● PASSAGE PROVIDED
-- BEGIN --

The air hostesses went through the security demonstration (slight disappointment that they didn’t inflate their life vests but they made up for it by showing us oxygen masks – yet another exciting plane item I didn’t know about), and we were ready for take off.

The plan backed away.

I clenched my fists with excitement and kicked the floor in anticipation.

Please crash, please crash, please crash, I prayed. Please let there be sky pirates. Please let there be sky pirates and a crash.

I repeated my prayer as we taxied down the runway. I whispered it as the plane sped up. I almost shouted it out loud as we took off.

Please let there be sky pirates!!! Please crash!!!


The plane was pirate free.

There were no technical faults, the pilot was competent, and we didn’t run out of fuel. We didn’t crash.

Instead, we landed in Nice safely, as planned. We were on time, and most definitely not in the jungle. When the doors opened and everyone started to get off, confirming that there would be nothing on the adventure front, I felt cheated. The pilot could at least have had the decency to land on the water — the sea was just there. And why didn’t anyone hijack the plane?

Disappointment doesn’t come close to expressing what I felt as we went through the airport to go meet my grandparents. Being a resilient kid (and not the kind of kid to remain disappointed when faced with the prospect of long summer holidays spent with my grandparents), I moved my expectation to the return flight. Surely that plane would crash or be hijacked.  

(It didn’t)


I should say that while I repeatedly hoped for plane crashes and sky pirates for most of my childhood, rest assured that I have long grown out of this phase. So don’t worry if you ever find yourself in a plane with me — I won’t be praying for the engine to fail…


38 thoughts on “A is for… Airplane

  1. Great tale, very well told. You captured the details, the excitment, the imagination of a child. Wonderful start to your month of A to Z. I’d never seen this book ( loved the illustration) and you are so right. ‘Sky pirates’ just screams swashbuckling adventure.


    • Thank you Sammy! So glad you enjoyed it. I was a little nervous about doing childhood stories actually, I was worried it would be the kind of thing that would only interest me and my family – but then I thought what the hell, I’ll give it a go…We’ll see how the month goes!!

-- END --

● STORED ROWS
-- BEGIN --

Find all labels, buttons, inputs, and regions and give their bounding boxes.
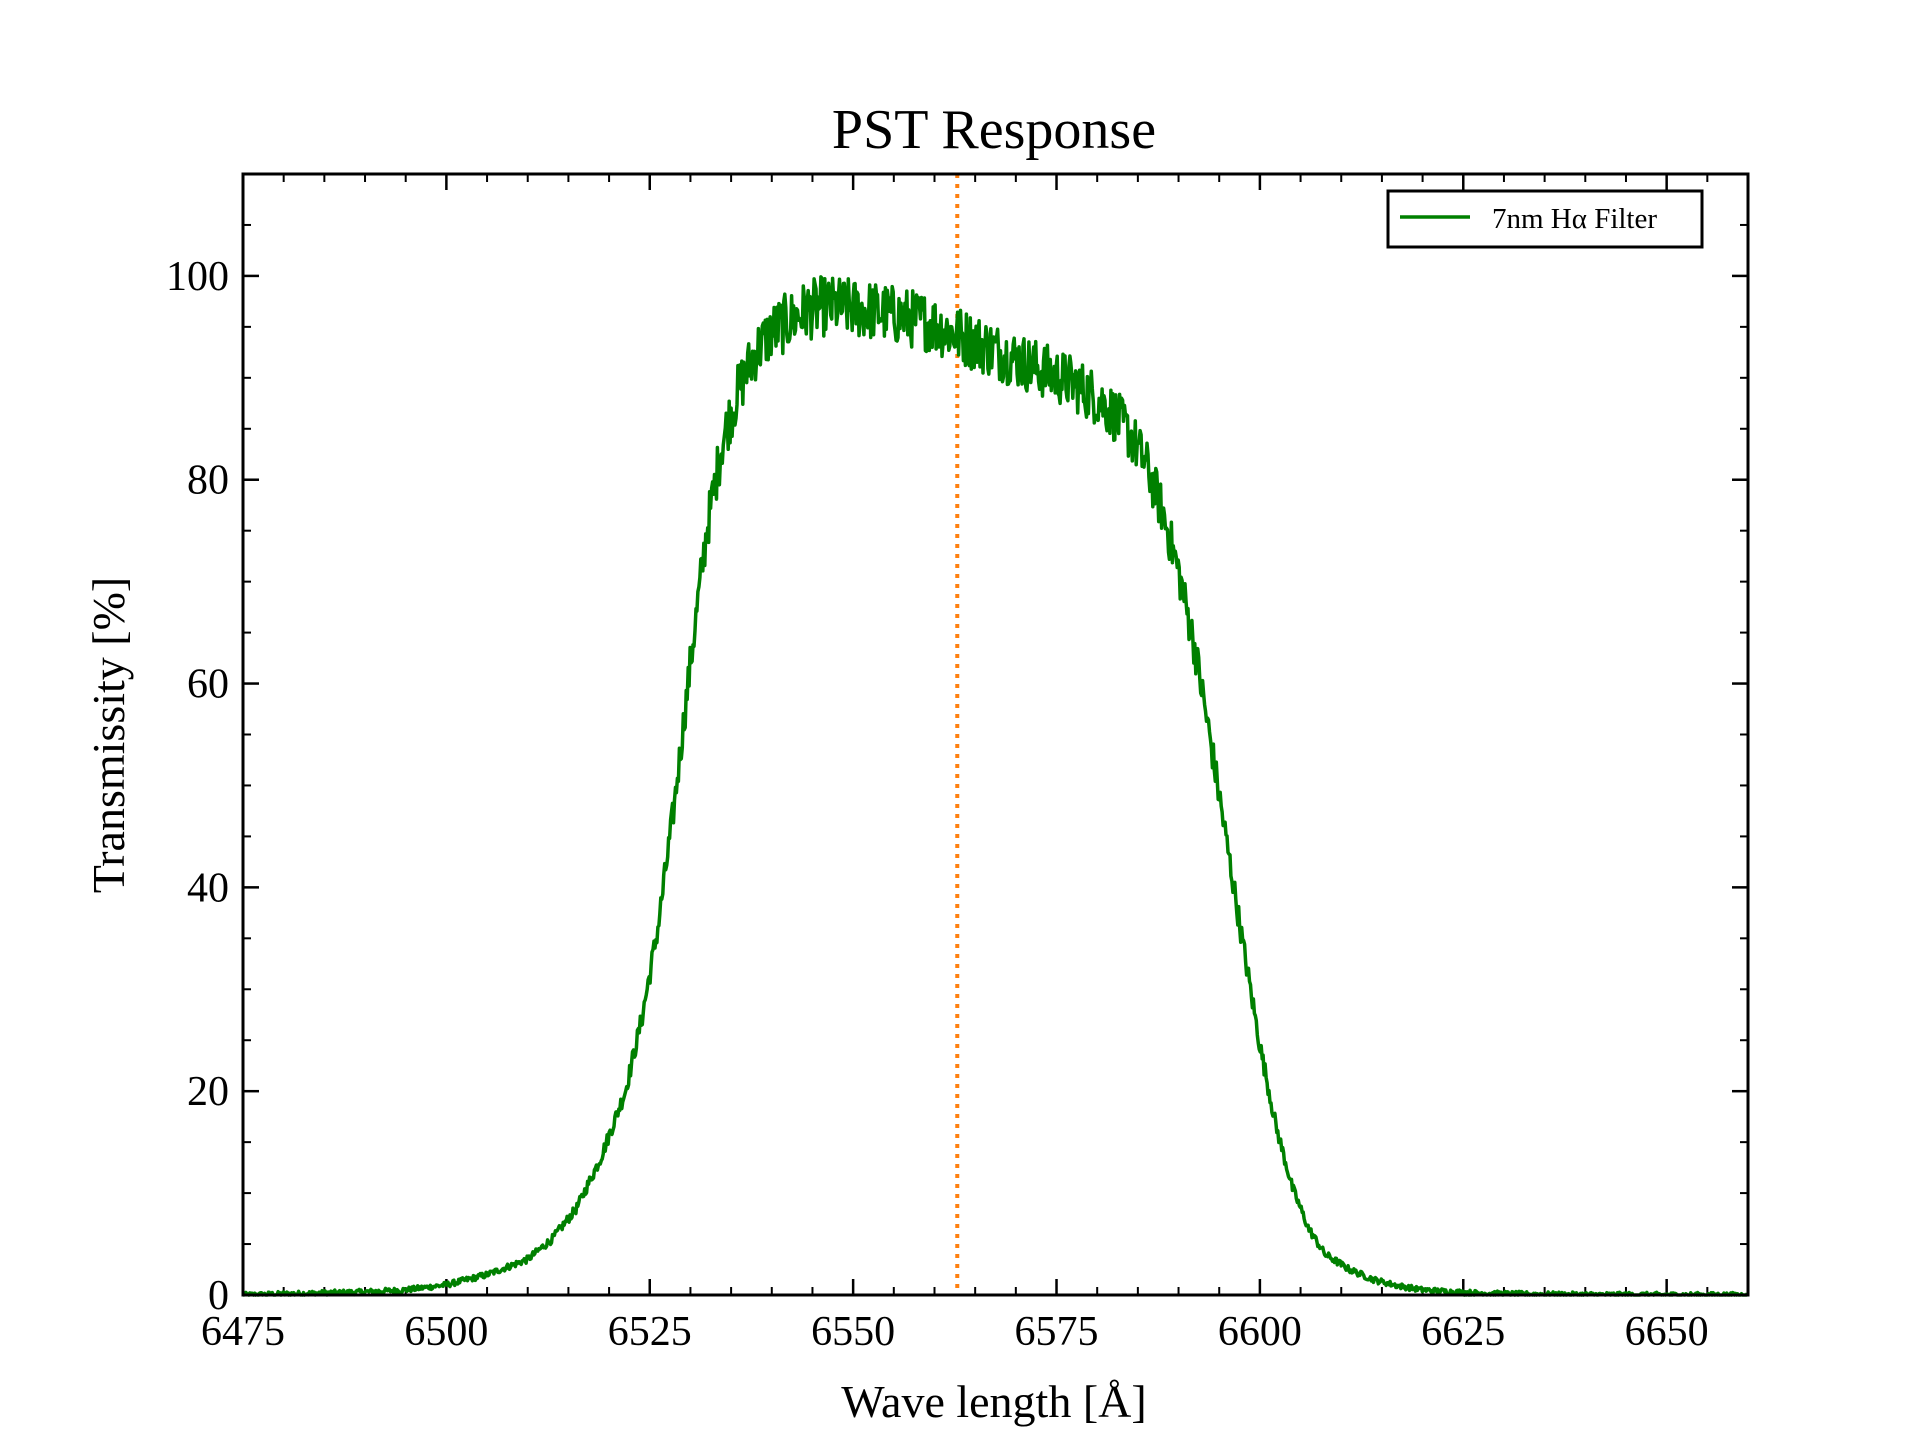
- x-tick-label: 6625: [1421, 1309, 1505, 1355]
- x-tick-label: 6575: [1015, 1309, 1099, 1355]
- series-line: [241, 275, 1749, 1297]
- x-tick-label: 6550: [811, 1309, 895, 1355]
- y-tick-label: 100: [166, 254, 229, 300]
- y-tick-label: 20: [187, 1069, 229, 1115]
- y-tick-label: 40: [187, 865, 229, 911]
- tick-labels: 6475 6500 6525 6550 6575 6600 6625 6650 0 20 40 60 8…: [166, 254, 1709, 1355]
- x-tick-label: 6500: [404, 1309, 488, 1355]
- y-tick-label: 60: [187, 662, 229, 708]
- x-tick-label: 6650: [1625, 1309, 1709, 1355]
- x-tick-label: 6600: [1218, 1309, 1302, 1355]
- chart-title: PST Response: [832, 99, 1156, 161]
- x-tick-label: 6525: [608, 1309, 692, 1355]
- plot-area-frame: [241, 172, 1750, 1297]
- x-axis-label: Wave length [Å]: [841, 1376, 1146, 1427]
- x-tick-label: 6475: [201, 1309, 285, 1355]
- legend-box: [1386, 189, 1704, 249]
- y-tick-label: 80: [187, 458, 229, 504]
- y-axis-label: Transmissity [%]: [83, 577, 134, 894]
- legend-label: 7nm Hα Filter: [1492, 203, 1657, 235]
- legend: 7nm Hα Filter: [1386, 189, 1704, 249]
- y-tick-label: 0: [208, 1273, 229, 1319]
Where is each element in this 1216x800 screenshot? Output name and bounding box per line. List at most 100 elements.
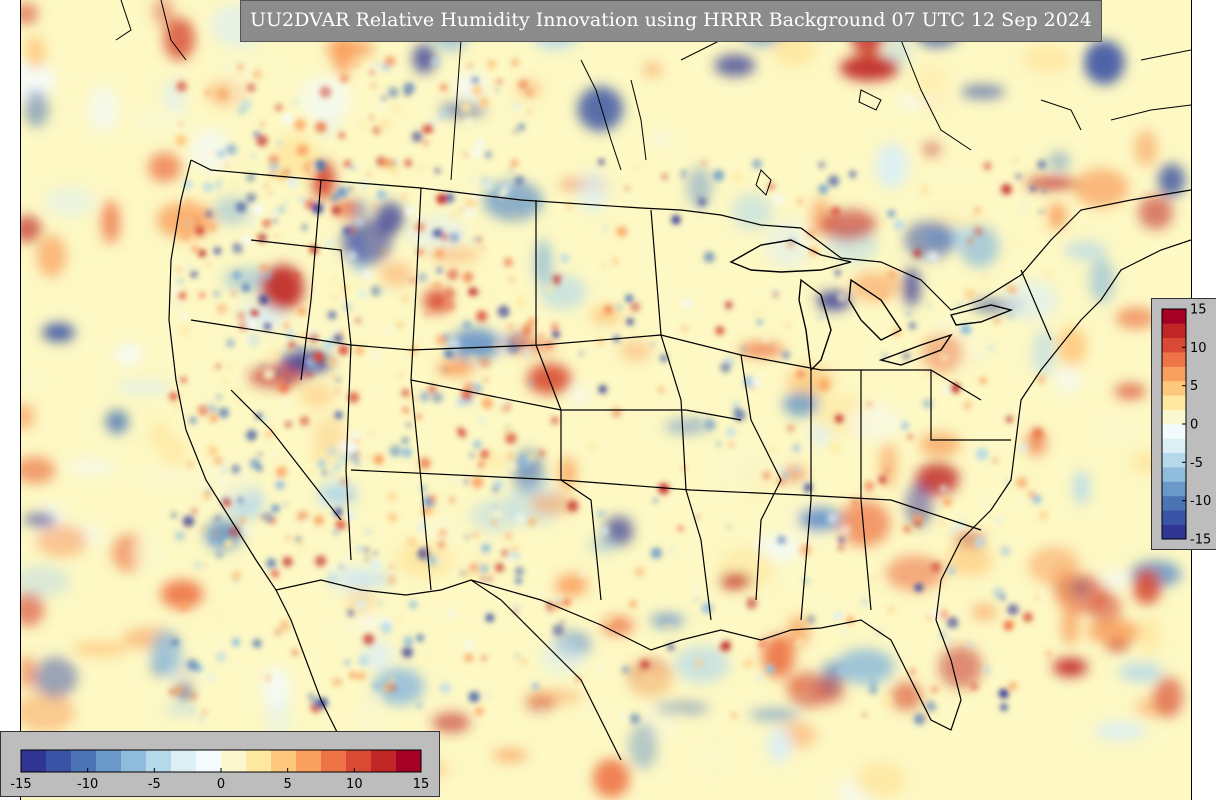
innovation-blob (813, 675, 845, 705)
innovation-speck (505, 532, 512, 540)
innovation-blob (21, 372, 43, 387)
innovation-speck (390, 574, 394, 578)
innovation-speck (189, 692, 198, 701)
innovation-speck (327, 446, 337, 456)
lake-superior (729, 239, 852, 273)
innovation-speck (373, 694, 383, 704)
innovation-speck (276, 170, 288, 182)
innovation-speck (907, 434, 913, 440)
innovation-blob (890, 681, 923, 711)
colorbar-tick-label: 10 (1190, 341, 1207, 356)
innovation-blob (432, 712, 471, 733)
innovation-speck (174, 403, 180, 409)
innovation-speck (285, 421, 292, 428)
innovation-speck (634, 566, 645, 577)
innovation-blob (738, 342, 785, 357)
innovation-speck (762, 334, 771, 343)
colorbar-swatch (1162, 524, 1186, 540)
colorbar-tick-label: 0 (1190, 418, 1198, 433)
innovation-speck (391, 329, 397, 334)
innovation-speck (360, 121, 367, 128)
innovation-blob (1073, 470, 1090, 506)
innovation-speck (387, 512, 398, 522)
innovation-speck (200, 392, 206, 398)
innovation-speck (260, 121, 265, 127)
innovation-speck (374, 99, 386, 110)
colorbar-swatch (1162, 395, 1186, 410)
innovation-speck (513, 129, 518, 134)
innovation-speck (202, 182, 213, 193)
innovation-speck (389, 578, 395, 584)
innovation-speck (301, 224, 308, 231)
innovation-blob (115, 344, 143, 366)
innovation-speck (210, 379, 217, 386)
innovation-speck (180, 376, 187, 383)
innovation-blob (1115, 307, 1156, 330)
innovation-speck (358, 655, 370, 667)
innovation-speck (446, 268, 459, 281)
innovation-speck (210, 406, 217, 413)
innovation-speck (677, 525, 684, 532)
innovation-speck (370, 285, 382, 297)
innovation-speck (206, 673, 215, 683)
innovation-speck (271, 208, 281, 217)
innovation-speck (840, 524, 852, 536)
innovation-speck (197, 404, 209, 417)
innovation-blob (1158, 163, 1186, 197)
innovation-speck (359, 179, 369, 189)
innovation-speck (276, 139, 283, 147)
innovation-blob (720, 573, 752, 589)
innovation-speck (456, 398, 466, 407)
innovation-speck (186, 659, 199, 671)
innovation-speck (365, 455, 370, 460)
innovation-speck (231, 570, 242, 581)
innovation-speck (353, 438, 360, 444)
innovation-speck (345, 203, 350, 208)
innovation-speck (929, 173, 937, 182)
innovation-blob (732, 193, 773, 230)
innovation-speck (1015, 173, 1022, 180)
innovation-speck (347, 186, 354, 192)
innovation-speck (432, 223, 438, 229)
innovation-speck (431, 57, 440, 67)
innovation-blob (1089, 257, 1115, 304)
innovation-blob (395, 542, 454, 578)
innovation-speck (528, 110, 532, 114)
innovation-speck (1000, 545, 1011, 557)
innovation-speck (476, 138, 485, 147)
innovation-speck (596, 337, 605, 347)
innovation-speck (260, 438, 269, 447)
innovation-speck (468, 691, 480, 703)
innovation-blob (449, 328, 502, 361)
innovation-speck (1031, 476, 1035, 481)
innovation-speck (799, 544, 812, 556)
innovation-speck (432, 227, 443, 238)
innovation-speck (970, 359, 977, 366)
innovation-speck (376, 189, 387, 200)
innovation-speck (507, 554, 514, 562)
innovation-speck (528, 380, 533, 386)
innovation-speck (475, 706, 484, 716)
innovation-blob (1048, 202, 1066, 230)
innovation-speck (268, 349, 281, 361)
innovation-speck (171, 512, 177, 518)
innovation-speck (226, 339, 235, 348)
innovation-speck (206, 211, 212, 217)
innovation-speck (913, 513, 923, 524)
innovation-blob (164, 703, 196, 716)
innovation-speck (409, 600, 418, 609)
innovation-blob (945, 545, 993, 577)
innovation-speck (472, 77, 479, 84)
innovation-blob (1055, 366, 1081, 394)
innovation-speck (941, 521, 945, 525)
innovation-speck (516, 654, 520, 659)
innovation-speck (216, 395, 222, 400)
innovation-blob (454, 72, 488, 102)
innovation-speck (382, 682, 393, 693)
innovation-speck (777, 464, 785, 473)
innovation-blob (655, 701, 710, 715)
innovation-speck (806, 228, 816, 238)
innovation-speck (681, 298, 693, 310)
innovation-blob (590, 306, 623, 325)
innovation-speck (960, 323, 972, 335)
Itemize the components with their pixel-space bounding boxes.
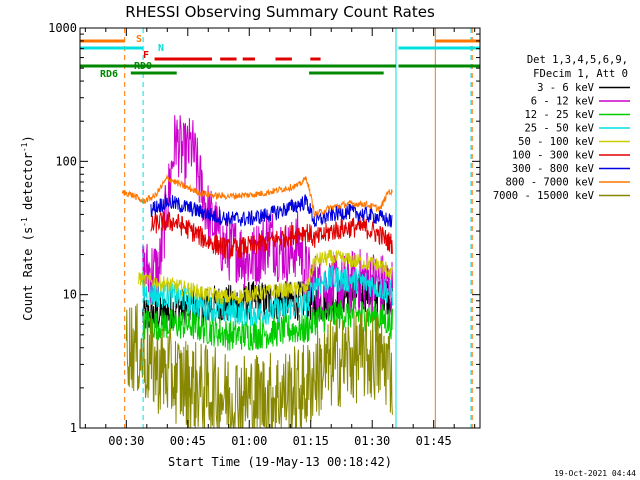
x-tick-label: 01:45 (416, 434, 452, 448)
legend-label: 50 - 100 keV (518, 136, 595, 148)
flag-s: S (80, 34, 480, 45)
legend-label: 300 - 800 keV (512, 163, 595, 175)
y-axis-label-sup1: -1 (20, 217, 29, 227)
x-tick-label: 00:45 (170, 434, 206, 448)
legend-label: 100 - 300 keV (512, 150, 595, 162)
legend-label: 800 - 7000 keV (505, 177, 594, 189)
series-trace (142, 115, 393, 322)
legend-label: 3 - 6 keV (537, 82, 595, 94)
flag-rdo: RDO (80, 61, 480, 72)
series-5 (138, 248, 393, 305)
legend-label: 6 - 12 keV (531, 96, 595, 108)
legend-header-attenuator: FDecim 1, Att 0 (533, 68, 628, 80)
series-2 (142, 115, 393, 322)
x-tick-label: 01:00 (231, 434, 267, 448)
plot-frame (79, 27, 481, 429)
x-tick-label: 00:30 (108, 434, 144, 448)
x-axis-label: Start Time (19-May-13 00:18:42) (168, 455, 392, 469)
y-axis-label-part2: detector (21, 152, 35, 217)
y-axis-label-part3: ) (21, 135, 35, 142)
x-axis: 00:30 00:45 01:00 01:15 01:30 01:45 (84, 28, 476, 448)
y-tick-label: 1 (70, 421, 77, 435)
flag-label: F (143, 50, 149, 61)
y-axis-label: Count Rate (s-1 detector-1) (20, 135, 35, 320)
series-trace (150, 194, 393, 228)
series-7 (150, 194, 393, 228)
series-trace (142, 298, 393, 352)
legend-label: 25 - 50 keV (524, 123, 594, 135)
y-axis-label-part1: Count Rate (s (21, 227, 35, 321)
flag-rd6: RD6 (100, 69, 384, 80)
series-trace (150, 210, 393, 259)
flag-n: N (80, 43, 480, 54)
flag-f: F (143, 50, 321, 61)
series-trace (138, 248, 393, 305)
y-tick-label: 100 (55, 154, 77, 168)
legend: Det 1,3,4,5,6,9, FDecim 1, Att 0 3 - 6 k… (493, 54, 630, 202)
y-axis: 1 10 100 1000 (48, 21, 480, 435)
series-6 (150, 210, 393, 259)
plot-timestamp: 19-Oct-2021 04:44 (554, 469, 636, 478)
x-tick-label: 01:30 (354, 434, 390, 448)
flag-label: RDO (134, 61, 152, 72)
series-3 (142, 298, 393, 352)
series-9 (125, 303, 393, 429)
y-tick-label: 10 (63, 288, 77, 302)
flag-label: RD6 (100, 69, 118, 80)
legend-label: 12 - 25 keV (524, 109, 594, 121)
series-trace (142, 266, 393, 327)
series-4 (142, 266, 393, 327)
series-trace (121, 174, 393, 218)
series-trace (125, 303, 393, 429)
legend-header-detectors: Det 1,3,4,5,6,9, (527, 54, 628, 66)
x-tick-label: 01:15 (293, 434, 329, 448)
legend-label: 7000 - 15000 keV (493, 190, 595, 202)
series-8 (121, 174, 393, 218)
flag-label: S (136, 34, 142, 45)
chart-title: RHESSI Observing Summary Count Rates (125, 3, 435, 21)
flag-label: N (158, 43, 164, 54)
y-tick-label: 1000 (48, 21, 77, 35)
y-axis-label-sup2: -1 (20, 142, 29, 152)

-- END --

● TASKS TO CARRY OUT
1/ According to the airplane story, in which city did the plane land?
2/ Arrange the section of the entries that opens with the line containing "innovation-blob (813, 675, 845, 705)" and closes with the line containing "innovation-speck (634, 566, 645, 577)" as a JSON list of strings, one string per line, including both of those lines.
The airplane story and the entries were drawn from unrelated sources.

● WRITTEN ANSWERS
1/ Nice

2/
[
  "innovation-blob (813, 675, 845, 705)",
  "innovation-speck (505, 532, 512, 540)",
  "innovation-blob (21, 372, 43, 387)",
  "innovation-speck (390, 574, 394, 578)",
  "innovation-speck (189, 692, 198, 701)",
  "innovation-speck (327, 446, 337, 456)",
  "lake-superior (729, 239, 852, 273)",
  "innovation-speck (373, 694, 383, 704)",
  "innovation-speck (276, 170, 288, 182)",
  "innovation-speck (907, 434, 913, 440)",
  "innovation-blob (890, 681, 923, 711)",
  "colorbar-tick-label: 10 (1190, 341, 1207, 356)",
  "innovation-blob (432, 712, 471, 733)",
  "innovation-speck (174, 403, 180, 409)",
  "innovation-speck (285, 421, 292, 428)",
  "innovation-speck (634, 566, 645, 577)"
]